• [Aim of the exercise]:
Pull every line with the word "кнопку" out of the entries below.

• [Entries]:
>>

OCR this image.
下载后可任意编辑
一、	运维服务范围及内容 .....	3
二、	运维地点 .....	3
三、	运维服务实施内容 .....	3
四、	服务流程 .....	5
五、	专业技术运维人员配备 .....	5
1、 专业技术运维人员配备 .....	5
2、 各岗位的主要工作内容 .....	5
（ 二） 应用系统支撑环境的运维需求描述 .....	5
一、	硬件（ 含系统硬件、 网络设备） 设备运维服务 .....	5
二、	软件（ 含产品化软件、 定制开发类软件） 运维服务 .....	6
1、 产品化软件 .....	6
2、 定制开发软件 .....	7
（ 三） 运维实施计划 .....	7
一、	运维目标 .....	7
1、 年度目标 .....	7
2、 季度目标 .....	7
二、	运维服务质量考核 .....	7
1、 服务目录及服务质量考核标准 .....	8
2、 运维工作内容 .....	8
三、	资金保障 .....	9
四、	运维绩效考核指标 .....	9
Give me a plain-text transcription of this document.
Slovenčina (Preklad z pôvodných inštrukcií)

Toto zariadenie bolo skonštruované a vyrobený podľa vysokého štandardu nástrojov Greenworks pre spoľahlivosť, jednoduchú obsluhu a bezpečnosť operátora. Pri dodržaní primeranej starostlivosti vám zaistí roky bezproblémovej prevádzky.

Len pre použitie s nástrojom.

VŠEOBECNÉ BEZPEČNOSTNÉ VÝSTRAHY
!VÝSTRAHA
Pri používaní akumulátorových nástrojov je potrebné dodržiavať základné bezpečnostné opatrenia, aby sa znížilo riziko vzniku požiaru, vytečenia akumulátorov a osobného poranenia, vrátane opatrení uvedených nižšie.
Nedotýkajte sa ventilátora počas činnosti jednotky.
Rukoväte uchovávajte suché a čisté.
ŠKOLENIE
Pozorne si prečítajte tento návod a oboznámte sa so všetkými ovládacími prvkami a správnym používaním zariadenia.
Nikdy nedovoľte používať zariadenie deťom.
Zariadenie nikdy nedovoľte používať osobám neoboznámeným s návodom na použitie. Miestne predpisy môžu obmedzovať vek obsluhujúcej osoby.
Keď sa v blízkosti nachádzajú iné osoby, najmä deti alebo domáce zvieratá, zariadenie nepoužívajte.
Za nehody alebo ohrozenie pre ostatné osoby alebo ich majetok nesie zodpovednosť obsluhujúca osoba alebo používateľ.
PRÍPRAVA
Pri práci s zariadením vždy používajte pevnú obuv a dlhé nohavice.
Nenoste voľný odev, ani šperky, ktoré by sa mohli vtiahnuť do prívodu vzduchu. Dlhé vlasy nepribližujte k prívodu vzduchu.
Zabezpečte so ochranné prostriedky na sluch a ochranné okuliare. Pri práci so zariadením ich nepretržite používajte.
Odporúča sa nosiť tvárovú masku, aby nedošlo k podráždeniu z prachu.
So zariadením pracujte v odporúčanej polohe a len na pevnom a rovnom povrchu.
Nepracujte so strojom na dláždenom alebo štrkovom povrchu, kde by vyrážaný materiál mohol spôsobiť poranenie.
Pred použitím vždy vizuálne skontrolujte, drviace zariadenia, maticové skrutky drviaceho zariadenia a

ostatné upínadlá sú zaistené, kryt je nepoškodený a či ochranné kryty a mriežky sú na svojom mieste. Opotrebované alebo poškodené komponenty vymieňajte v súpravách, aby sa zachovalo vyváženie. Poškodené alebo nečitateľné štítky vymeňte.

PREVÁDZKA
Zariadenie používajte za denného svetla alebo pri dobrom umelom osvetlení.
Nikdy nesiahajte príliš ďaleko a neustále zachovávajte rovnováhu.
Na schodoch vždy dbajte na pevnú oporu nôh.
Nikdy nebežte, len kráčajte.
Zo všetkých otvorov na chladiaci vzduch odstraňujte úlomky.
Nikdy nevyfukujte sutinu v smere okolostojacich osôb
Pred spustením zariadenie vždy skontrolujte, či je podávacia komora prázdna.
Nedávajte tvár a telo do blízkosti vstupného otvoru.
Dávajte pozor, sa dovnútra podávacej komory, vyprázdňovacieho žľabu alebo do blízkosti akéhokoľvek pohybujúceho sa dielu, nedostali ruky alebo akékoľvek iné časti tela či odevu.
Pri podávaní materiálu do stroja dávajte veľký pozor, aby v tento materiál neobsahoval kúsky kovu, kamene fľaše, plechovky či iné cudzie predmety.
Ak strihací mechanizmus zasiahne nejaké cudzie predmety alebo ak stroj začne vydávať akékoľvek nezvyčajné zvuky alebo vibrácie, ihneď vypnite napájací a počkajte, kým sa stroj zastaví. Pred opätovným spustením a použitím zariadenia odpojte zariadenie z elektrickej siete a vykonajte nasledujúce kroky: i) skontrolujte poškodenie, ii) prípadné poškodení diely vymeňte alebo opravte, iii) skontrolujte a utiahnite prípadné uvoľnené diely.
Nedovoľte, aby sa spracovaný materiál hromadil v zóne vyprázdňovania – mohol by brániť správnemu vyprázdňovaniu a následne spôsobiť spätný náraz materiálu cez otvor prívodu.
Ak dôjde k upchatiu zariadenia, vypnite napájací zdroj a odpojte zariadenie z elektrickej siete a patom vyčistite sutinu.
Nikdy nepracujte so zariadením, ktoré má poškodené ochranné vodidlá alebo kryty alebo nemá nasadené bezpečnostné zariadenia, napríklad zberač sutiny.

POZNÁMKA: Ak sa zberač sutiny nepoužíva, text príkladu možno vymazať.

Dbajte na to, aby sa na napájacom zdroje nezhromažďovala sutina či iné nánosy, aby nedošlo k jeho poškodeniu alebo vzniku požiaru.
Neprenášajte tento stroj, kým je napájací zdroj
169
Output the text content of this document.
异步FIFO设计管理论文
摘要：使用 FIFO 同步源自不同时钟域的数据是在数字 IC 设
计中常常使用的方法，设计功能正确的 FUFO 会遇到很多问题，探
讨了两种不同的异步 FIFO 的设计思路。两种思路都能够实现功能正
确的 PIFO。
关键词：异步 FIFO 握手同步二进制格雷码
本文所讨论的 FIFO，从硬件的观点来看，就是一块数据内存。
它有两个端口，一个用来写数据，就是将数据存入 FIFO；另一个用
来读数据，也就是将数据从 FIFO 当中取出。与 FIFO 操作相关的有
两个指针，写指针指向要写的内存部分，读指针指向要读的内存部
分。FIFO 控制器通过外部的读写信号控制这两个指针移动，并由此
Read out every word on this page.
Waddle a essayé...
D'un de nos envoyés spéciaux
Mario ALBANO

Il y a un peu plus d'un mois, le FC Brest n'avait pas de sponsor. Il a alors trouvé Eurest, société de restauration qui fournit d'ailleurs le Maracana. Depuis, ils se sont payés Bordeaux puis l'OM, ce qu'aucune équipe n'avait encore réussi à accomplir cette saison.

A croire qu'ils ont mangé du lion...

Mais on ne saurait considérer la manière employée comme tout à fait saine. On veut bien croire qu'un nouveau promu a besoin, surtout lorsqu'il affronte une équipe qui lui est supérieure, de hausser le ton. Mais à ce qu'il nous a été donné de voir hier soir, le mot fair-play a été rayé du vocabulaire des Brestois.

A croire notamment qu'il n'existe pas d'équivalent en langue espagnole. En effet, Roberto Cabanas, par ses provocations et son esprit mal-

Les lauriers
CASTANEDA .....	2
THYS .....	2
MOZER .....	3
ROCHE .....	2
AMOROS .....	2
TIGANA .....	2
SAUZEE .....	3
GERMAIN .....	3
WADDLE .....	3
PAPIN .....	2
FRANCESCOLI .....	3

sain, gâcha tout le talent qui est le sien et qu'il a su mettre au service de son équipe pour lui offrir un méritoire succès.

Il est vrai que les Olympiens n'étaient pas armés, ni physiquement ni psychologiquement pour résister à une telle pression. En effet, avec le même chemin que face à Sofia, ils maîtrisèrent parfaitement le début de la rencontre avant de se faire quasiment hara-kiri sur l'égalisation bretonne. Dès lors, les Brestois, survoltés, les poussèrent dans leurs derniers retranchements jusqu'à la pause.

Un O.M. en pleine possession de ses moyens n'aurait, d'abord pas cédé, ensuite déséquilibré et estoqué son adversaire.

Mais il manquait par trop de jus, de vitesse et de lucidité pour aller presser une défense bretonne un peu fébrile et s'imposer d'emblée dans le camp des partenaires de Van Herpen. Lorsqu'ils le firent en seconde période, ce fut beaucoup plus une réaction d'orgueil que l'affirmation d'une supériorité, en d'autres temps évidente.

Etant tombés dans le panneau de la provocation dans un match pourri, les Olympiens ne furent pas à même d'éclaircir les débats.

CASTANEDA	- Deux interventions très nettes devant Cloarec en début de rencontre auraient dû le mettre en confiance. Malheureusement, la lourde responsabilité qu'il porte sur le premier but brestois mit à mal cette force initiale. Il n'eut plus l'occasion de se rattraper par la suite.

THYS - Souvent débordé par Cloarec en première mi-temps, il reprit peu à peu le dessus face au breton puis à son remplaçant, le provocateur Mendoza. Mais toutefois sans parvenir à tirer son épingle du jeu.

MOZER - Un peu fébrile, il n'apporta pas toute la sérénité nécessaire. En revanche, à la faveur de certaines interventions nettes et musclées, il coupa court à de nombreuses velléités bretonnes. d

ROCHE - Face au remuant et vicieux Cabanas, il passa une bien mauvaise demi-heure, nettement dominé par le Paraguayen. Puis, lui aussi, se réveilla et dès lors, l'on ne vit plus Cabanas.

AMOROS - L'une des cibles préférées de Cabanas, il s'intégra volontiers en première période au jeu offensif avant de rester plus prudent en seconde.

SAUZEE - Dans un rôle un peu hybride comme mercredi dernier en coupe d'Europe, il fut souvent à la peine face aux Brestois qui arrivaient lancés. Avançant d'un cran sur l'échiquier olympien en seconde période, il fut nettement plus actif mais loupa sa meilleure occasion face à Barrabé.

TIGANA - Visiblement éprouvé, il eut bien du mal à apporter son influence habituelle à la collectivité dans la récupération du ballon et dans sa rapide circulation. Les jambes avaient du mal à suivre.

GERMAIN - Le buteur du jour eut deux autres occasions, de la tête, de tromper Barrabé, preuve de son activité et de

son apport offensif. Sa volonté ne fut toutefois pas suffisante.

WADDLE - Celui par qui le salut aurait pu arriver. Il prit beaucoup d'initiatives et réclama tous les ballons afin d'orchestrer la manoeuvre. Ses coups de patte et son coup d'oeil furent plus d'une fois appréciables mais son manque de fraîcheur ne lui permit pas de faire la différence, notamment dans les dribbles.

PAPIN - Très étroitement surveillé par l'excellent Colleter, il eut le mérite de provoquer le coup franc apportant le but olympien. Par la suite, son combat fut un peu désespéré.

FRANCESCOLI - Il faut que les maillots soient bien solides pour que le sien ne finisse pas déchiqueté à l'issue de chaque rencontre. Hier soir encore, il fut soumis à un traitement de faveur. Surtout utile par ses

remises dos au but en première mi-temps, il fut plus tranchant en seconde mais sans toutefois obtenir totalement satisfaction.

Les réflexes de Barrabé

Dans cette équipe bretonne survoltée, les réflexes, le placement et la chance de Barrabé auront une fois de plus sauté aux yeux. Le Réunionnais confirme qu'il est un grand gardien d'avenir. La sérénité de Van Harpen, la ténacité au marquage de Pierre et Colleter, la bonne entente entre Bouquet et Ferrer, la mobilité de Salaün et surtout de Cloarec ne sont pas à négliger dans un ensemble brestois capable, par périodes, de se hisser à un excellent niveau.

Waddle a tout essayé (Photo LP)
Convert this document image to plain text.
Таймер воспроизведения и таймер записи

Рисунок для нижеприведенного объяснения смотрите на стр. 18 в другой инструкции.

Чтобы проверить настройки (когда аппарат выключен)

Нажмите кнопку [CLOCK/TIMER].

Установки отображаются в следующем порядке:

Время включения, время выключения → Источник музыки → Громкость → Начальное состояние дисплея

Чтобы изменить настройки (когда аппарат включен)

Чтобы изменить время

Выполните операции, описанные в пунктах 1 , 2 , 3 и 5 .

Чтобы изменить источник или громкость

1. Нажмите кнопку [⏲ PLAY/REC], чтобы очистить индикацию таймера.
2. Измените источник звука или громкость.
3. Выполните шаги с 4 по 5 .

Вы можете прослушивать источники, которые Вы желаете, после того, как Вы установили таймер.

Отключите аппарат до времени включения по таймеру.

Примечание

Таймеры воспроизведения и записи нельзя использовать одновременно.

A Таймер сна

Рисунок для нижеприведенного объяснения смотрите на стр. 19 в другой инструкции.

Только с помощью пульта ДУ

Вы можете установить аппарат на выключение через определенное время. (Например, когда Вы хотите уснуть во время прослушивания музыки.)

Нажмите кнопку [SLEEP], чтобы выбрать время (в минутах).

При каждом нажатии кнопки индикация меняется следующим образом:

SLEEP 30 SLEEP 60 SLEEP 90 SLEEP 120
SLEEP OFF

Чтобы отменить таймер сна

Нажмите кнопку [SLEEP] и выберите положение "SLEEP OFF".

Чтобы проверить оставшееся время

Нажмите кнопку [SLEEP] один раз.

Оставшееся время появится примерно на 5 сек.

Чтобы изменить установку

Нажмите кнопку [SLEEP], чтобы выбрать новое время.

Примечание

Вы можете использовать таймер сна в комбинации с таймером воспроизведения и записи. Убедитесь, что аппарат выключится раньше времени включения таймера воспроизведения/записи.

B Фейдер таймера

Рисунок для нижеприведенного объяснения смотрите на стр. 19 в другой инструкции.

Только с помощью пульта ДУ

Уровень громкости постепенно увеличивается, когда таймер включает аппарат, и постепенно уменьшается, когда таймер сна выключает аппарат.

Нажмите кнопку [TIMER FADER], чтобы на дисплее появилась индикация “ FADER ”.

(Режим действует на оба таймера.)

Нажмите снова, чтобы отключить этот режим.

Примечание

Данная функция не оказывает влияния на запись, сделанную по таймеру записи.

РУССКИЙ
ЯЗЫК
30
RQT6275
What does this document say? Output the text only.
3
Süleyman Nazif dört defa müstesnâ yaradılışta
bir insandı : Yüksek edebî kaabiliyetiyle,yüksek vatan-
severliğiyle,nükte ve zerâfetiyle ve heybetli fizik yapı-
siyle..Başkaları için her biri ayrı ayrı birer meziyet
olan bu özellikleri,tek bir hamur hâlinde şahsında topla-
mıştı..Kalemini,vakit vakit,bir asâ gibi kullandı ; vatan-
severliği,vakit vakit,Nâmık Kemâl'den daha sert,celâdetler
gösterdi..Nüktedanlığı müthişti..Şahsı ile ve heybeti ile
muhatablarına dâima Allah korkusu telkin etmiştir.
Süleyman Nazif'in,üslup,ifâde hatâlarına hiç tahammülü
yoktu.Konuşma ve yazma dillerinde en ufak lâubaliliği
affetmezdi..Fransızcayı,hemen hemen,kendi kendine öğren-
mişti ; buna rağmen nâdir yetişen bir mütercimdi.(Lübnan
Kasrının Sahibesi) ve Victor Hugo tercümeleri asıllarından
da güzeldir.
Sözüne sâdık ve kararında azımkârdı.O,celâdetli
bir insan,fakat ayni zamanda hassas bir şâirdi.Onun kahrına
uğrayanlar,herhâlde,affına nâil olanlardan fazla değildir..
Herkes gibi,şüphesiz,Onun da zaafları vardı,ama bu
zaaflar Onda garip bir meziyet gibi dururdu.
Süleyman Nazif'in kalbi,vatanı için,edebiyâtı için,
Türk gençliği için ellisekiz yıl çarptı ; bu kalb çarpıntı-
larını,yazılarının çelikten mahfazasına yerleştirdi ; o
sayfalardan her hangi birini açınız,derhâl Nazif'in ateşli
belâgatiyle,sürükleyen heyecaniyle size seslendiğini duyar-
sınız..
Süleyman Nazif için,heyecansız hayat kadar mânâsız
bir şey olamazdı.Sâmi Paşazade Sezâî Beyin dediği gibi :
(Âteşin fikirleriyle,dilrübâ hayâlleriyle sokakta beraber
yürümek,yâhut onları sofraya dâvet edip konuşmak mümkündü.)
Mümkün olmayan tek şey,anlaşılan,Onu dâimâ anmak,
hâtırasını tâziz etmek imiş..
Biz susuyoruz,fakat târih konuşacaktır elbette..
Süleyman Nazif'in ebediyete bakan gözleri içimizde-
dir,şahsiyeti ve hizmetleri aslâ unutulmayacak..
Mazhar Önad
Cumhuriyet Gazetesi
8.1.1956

<<

• [The reply]:
Нажмите кнопку [CLOCK/TIMER].
1. Нажмите кнопку [⏲ PLAY/REC], чтобы очистить индикацию таймера.
Нажмите кнопку [SLEEP], чтобы выбрать время (в минутах).
Нажмите кнопку [SLEEP] и выберите положение "SLEEP OFF".
Нажмите кнопку [SLEEP] один раз.
Нажмите кнопку [SLEEP], чтобы выбрать новое время.
Нажмите кнопку [TIMER FADER], чтобы на дисплее появилась индикация “ FADER ”.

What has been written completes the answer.